• [EXERCISE AIM]:
Report, as a bare number, how many lines contain the string "Driving".

* Begin RECORDS FOR THIS EXERCISE *

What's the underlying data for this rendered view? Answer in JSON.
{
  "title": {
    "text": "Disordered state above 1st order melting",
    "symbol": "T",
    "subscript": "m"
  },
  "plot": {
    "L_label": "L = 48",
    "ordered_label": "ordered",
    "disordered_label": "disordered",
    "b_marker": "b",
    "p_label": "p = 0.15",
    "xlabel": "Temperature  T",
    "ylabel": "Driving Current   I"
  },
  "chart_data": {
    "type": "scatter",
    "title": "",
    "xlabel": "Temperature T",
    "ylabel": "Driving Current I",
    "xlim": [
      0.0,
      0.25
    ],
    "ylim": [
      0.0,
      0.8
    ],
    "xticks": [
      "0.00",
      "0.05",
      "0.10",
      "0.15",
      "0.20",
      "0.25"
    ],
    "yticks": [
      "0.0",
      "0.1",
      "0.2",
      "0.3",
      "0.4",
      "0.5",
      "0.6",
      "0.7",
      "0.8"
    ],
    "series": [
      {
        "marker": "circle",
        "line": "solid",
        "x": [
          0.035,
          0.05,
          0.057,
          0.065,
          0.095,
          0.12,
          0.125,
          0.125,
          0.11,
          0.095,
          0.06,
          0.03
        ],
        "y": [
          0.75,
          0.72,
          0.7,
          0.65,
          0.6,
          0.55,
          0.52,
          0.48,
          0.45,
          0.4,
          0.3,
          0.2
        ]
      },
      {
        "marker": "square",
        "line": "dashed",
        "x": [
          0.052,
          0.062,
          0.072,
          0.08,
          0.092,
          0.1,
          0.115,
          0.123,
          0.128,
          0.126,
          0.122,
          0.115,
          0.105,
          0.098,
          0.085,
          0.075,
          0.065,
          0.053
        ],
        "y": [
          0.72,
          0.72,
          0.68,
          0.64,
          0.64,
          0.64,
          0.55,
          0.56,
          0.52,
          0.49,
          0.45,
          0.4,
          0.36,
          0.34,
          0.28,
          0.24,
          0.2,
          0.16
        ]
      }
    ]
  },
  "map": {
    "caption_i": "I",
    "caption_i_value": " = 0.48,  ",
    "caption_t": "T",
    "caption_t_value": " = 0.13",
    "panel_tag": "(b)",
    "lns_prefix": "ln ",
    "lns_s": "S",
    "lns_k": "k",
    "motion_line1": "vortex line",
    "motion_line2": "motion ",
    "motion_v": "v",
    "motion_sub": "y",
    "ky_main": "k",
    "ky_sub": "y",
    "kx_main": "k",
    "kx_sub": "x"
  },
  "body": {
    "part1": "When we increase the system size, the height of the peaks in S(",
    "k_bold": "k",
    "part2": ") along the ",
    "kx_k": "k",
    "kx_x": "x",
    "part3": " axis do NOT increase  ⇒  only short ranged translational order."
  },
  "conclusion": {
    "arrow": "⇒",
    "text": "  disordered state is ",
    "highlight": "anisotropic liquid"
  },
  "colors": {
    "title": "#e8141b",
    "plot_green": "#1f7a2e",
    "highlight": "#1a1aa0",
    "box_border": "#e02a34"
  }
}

* End RECORDS FOR THIS EXERCISE *

• [RESPONSE]:
2